(Check your understanding)
• A. In the Bud Light boycott excerpt, how much of Anheuser-Busch's market capitalization may the boycott have shaved off?
• B. According to the Bud Light boycott excerpt, why does the Newsweek fact check say the stock drop does not prove the boycott caused it? Answer in one to three sentences.
• C. Transcribe the Bud Light boycott excerpt between "The only reason" and "agree with Don, Jr.", inclusive.

(Document extract)
+ + + + +

The only reason anyone is upset by Mulvaney’s endorsement is that she is transgender. The whole thing has gotten so hateful and ridiculous that no less than Donald Trump, Jr. has called for an end to the boycott. “I’m not for destroying an American, an iconic company for something like this,” he said on his podcast, “Triggered with Don, Jr.”

As chance may have it, I am for destroying iconic companies because I think the whole system is corrupt and hurts the working people of not only America, but the world. Still, in this context, I have to agree with Don, Jr.

Christ, that hurt to say. When Donald Trump, Jr. is the voice of reason, you know things have gone seriously awry. He may be right to be concerned, though, if Anheuser-Busch’s bottom line is something you are actually concerned about. There is some evidence that the boycott is working and may have shaved as much as $4 billion of Anheuser-Busch’s market capitalization.

However, as a Newsweek fact check reports that “the drop does not prove that a boycott of Bud Light products alone has had this effect. The change in price is not far off other fluctuations prior to the Mulvaney ad,” and that the stock has been increasing since September 2022, hit a 52-week high in March, and that recent drops may well be “a result of a market correction or trading resistance between bull and bear traders.”

+ + + + +

(Information given)
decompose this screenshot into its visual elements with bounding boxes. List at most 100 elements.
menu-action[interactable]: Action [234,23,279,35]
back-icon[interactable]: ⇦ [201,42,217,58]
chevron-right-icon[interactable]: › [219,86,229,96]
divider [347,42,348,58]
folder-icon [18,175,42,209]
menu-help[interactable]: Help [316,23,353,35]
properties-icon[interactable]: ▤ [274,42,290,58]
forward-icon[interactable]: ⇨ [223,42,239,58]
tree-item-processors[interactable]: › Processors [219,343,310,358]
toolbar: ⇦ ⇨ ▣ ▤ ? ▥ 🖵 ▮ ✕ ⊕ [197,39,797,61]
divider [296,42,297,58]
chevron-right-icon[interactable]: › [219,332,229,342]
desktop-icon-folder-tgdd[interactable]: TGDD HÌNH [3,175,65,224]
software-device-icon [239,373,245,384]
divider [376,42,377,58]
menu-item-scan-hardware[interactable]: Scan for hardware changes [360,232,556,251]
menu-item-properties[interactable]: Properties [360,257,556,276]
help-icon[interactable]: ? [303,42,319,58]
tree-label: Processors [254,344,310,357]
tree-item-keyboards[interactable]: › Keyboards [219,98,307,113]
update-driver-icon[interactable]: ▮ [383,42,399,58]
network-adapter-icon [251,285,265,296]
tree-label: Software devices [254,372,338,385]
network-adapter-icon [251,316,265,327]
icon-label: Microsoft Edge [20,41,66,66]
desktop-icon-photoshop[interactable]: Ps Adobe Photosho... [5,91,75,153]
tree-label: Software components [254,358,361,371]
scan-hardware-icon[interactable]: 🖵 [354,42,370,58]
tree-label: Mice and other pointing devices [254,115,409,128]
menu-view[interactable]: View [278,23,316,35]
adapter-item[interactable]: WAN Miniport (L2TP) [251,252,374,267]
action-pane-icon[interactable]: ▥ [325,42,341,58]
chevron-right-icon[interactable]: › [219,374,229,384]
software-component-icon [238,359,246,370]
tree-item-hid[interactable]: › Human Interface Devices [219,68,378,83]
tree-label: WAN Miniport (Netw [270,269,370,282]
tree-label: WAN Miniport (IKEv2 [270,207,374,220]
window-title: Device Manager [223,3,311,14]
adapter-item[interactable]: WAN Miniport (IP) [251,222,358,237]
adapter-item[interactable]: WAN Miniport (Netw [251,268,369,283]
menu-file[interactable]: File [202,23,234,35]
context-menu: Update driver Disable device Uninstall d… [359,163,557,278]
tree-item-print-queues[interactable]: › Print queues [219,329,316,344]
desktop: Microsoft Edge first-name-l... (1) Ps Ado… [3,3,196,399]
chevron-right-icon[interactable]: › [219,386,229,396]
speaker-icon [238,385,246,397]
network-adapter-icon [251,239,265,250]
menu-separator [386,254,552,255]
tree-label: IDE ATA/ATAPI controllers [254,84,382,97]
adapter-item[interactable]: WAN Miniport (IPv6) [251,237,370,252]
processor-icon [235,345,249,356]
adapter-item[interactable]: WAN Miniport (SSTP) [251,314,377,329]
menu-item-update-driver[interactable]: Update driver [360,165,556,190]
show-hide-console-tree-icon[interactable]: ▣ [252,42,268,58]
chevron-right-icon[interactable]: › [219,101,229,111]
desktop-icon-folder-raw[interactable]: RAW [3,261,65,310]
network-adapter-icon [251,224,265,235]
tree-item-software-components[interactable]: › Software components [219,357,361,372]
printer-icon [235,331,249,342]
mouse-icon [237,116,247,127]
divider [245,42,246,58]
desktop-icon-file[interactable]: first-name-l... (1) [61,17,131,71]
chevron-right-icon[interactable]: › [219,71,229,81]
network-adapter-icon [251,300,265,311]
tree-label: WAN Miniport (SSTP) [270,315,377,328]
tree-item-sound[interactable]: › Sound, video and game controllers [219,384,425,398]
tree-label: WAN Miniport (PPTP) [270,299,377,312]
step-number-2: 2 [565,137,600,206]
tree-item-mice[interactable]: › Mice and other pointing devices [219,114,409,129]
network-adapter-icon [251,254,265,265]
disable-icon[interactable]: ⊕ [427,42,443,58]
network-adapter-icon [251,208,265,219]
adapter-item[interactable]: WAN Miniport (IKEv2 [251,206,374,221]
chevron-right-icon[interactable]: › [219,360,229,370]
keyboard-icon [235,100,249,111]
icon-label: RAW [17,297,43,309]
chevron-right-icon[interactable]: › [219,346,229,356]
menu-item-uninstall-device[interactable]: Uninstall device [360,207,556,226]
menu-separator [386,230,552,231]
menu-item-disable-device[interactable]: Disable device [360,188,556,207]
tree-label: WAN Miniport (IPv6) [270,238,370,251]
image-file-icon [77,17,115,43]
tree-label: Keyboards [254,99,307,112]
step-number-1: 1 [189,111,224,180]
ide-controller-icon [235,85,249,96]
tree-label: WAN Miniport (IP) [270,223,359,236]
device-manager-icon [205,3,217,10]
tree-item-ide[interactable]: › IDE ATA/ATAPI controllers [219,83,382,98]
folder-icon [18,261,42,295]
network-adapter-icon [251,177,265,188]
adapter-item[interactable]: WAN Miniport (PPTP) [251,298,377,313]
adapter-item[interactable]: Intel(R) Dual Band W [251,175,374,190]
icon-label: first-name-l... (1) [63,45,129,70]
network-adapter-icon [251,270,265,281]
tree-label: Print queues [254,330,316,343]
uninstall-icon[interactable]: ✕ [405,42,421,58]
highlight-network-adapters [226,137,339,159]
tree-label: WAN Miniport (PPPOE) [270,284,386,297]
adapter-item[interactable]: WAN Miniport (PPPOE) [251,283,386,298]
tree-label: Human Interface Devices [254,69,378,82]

+ + + + +

(Responses to the tasks)
• A. As much as $4 billion.

• B. The fact check says the change in price is not far off fluctuations from before the Mulvaney ad, and the stock had been rising since September 2022 and hit a 52-week high in March. It adds that recent drops may well be a market correction or trading resistance between bull and bear traders.

• C.
The only reason anyone is upset by Mulvaney’s endorsement is that she is transgender. The whole thing has gotten so hateful and ridiculous that no less than Donald Trump, Jr. has called for an end to the boycott. “I’m not for destroying an American, an iconic company for something like this,” he said on his podcast, “Triggered with Don, Jr.”

As chance may have it, I am for destroying iconic companies because I think the whole system is corrupt and hurts the working people of not only America, but the world. Still, in this context, I have to agree with Don, Jr.